─── Dataset records
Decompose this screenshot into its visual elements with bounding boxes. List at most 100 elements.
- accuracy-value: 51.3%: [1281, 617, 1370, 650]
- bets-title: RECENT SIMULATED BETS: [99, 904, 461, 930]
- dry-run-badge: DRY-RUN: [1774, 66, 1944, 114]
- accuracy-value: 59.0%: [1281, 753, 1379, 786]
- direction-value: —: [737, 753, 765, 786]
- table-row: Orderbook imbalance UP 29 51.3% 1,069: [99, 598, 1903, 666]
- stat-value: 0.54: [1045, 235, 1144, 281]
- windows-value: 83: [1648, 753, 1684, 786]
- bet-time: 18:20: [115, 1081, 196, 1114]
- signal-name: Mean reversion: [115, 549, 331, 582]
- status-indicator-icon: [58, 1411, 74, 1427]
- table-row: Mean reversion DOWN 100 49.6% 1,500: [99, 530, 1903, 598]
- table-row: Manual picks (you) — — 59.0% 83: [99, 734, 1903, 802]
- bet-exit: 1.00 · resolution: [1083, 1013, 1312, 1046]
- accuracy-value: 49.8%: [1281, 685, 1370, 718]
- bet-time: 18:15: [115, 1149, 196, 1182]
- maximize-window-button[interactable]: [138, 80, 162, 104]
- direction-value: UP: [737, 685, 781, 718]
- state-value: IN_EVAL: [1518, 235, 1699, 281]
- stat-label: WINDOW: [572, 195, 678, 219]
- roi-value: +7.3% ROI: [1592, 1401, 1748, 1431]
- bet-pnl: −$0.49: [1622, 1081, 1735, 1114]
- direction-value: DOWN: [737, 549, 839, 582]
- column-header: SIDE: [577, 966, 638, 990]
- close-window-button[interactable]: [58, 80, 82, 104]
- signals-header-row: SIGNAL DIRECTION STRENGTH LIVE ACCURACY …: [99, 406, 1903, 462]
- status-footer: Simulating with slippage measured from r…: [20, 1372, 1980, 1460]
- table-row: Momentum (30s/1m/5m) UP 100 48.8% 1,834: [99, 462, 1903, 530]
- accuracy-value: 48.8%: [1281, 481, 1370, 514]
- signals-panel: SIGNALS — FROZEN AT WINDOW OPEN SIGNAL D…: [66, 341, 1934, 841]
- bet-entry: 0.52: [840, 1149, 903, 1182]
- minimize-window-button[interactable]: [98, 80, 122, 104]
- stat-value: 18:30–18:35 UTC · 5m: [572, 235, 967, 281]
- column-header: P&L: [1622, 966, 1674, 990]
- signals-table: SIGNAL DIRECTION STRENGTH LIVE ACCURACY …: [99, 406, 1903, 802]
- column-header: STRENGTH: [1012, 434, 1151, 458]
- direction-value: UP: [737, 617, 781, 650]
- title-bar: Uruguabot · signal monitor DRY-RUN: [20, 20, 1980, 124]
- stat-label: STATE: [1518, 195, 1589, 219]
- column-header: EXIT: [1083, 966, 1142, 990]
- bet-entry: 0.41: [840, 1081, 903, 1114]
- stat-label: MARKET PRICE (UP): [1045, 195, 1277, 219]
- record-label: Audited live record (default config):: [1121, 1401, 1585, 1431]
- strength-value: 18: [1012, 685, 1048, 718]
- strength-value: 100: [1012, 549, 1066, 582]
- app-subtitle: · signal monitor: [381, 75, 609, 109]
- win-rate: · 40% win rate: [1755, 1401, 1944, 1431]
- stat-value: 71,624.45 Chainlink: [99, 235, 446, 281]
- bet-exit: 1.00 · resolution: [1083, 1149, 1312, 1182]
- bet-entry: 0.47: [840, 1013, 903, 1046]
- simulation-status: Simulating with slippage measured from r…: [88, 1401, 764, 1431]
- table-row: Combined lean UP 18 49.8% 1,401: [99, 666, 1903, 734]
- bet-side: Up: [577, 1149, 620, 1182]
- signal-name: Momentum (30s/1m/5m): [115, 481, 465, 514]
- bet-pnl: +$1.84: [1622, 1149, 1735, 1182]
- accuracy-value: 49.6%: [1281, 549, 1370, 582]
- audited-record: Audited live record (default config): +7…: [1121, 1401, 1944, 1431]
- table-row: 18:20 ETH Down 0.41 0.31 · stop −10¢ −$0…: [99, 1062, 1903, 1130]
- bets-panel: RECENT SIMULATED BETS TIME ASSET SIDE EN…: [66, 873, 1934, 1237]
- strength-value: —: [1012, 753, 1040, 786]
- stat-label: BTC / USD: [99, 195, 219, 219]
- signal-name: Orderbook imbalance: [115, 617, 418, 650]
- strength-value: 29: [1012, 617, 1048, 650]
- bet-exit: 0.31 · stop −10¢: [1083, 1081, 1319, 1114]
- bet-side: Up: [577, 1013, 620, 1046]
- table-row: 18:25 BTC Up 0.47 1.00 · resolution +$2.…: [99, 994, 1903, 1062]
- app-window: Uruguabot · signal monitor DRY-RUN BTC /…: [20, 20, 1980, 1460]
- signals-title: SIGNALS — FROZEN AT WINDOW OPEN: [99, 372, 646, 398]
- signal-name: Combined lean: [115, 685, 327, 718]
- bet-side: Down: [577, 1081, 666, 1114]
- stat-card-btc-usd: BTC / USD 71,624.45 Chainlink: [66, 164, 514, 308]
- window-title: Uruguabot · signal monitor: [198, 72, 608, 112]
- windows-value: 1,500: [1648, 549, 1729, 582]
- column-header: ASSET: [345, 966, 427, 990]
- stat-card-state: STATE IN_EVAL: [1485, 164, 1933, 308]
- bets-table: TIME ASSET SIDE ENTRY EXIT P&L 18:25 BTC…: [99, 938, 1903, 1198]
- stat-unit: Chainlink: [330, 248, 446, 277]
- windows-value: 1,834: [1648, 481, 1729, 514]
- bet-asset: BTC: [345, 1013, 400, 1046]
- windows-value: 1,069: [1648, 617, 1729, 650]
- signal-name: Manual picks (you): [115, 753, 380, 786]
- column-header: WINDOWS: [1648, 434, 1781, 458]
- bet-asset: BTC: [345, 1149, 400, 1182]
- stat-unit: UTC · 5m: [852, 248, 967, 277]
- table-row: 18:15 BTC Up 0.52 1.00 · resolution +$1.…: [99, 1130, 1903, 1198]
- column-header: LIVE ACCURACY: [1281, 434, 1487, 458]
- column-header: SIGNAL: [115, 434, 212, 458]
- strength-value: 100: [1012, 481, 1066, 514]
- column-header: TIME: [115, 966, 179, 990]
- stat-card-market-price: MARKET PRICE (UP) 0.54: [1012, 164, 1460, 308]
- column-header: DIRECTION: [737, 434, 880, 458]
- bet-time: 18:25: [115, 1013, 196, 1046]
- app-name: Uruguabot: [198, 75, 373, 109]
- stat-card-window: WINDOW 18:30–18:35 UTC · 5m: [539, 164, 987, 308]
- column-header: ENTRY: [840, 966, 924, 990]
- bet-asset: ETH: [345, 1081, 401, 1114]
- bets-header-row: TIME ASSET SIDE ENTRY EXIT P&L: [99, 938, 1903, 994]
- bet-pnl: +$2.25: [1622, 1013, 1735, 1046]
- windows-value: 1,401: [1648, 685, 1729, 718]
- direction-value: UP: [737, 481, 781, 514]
──────
Task objective
Echo everything in the data, word for word, from the very start down to the line containing "- status-footer: Simulating", including both ends.

Task solution
Decompose this screenshot into its visual elements with bounding boxes. List at most 100 elements.
- accuracy-value: 51.3%: [1281, 617, 1370, 650]
- bets-title: RECENT SIMULATED BETS: [99, 904, 461, 930]
- dry-run-badge: DRY-RUN: [1774, 66, 1944, 114]
- accuracy-value: 59.0%: [1281, 753, 1379, 786]
- direction-value: —: [737, 753, 765, 786]
- table-row: Orderbook imbalance UP 29 51.3% 1,069: [99, 598, 1903, 666]
- stat-value: 0.54: [1045, 235, 1144, 281]
- windows-value: 83: [1648, 753, 1684, 786]
- bet-time: 18:20: [115, 1081, 196, 1114]
- signal-name: Mean reversion: [115, 549, 331, 582]
- status-indicator-icon: [58, 1411, 74, 1427]
- table-row: Mean reversion DOWN 100 49.6% 1,500: [99, 530, 1903, 598]
- table-row: Manual picks (you) — — 59.0% 83: [99, 734, 1903, 802]
- bet-exit: 1.00 · resolution: [1083, 1013, 1312, 1046]
- accuracy-value: 49.8%: [1281, 685, 1370, 718]
- bet-time: 18:15: [115, 1149, 196, 1182]
- maximize-window-button[interactable]: [138, 80, 162, 104]
- direction-value: UP: [737, 685, 781, 718]
- state-value: IN_EVAL: [1518, 235, 1699, 281]
- stat-label: WINDOW: [572, 195, 678, 219]
- roi-value: +7.3% ROI: [1592, 1401, 1748, 1431]
- bet-pnl: −$0.49: [1622, 1081, 1735, 1114]
- direction-value: DOWN: [737, 549, 839, 582]
- column-header: SIDE: [577, 966, 638, 990]
- close-window-button[interactable]: [58, 80, 82, 104]
- signals-header-row: SIGNAL DIRECTION STRENGTH LIVE ACCURACY …: [99, 406, 1903, 462]
- status-footer: Simulating with slippage measured from r…: [20, 1372, 1980, 1460]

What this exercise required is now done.